(Dataset entries)
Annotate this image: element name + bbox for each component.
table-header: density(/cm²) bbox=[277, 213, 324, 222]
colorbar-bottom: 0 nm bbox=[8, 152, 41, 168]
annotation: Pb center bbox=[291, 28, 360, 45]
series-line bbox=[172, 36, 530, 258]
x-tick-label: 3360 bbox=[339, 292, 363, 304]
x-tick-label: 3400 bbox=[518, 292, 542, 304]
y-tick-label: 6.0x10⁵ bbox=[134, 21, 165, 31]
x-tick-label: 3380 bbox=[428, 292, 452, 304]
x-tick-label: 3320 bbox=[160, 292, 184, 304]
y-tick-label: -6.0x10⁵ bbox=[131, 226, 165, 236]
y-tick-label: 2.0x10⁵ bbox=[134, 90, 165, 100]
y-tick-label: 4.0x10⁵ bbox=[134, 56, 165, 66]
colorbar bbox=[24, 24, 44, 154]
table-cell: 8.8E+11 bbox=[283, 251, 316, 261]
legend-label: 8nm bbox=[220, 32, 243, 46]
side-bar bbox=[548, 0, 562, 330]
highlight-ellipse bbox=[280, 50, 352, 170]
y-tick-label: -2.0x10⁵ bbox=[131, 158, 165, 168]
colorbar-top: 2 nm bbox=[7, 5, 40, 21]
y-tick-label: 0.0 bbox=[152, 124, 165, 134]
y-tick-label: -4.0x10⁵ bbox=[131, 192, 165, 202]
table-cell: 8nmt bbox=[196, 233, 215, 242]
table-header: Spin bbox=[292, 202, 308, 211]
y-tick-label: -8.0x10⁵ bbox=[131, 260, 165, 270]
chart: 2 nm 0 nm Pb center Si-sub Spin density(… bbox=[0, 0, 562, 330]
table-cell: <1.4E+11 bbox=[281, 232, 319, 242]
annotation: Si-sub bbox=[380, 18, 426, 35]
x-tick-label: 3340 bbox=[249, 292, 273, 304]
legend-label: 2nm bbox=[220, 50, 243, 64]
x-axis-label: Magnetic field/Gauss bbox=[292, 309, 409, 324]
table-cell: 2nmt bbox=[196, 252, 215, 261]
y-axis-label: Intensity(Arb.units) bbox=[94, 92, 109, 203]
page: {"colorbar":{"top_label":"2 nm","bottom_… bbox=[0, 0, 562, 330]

* * *

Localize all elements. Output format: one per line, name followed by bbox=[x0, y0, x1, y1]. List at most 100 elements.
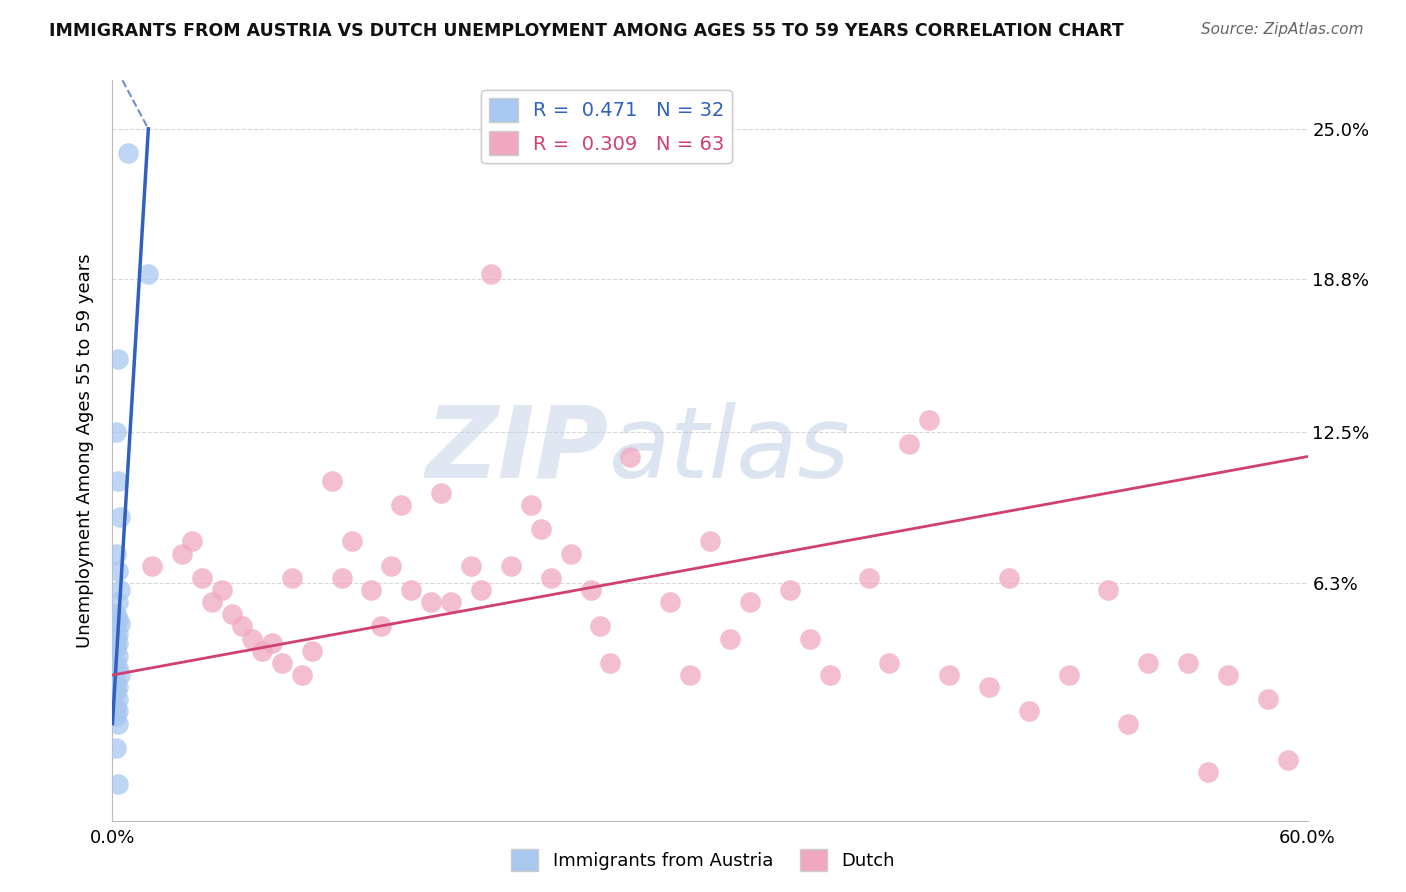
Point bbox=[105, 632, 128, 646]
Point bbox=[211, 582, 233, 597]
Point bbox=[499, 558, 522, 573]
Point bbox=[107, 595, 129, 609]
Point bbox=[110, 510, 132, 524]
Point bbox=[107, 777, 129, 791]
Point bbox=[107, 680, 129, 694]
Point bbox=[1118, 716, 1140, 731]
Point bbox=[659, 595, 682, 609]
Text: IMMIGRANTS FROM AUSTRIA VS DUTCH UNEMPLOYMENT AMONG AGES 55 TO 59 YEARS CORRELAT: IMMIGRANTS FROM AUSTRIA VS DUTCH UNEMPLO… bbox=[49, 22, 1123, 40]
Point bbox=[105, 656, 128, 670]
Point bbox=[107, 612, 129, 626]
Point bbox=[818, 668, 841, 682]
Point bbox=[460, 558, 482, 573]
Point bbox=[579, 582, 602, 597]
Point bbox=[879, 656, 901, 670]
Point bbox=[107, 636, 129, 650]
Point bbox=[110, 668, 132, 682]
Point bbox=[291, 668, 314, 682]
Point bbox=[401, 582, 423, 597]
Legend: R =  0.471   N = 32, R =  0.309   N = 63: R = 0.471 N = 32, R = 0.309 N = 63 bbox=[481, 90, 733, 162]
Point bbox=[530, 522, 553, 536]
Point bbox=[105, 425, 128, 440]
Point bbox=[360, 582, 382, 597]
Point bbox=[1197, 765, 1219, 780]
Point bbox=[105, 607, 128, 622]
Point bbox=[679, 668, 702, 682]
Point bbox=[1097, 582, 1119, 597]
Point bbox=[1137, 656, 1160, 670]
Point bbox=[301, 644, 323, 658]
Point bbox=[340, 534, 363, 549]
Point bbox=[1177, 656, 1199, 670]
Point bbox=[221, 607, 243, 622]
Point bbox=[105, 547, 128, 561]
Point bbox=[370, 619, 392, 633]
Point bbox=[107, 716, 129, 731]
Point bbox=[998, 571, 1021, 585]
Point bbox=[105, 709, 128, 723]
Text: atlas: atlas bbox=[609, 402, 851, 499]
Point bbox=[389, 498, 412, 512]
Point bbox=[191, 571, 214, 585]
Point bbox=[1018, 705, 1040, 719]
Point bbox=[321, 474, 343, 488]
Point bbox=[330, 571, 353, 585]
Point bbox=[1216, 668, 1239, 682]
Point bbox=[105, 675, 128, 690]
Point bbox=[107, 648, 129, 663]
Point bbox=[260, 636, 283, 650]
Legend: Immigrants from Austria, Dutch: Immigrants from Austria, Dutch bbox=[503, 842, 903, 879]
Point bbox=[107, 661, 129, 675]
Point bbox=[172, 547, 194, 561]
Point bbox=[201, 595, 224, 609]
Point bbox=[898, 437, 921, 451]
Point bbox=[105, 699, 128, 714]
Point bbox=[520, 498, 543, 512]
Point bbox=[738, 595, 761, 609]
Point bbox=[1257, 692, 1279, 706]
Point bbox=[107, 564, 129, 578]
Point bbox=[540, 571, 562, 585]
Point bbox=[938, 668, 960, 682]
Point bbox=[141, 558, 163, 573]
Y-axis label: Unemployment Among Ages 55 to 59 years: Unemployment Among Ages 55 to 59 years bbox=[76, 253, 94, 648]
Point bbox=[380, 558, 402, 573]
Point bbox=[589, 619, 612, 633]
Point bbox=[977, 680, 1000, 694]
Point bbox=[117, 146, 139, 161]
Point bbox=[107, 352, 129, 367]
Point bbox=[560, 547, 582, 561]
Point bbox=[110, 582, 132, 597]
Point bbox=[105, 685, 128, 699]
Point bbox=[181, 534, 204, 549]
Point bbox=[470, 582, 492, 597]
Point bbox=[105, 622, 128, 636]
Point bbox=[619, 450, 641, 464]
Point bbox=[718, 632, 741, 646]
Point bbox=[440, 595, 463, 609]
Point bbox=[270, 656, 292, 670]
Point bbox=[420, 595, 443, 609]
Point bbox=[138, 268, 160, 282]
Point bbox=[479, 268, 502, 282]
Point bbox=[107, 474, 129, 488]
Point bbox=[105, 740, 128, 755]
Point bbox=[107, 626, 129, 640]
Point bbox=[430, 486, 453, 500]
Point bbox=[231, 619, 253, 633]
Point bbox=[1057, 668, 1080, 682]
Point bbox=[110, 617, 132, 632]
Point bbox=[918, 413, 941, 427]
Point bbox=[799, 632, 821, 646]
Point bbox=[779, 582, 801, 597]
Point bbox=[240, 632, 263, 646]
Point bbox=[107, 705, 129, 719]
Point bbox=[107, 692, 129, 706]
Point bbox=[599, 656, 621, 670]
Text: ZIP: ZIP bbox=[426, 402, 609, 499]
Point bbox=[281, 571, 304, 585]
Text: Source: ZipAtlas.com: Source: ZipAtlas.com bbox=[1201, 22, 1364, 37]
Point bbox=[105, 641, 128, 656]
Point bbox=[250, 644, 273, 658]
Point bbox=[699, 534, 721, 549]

→ **Directions**: In the listing, rewrite the lines from the one with "Annotate this image: element" down to and including the one with "table-cell: 8nmt bbox=[196, 233, 215, 242]", substituting "x-axis-tick-label" for every "x-tick-label" and leaving everything else the same.

→ **Solved exercise**:
Annotate this image: element name + bbox for each component.
table-header: density(/cm²) bbox=[277, 213, 324, 222]
colorbar-bottom: 0 nm bbox=[8, 152, 41, 168]
annotation: Pb center bbox=[291, 28, 360, 45]
series-line bbox=[172, 36, 530, 258]
x-axis-tick-label: 3360 bbox=[339, 292, 363, 304]
x-axis-tick-label: 3400 bbox=[518, 292, 542, 304]
y-tick-label: 6.0x10⁵ bbox=[134, 21, 165, 31]
x-axis-tick-label: 3380 bbox=[428, 292, 452, 304]
x-axis-tick-label: 3320 bbox=[160, 292, 184, 304]
y-tick-label: -6.0x10⁵ bbox=[131, 226, 165, 236]
y-tick-label: 2.0x10⁵ bbox=[134, 90, 165, 100]
y-tick-label: 4.0x10⁵ bbox=[134, 56, 165, 66]
colorbar bbox=[24, 24, 44, 154]
table-cell: 8.8E+11 bbox=[283, 251, 316, 261]
legend-label: 8nm bbox=[220, 32, 243, 46]
side-bar bbox=[548, 0, 562, 330]
highlight-ellipse bbox=[280, 50, 352, 170]
y-tick-label: -2.0x10⁵ bbox=[131, 158, 165, 168]
colorbar-top: 2 nm bbox=[7, 5, 40, 21]
y-tick-label: 0.0 bbox=[152, 124, 165, 134]
y-tick-label: -4.0x10⁵ bbox=[131, 192, 165, 202]
table-cell: 8nmt bbox=[196, 233, 215, 242]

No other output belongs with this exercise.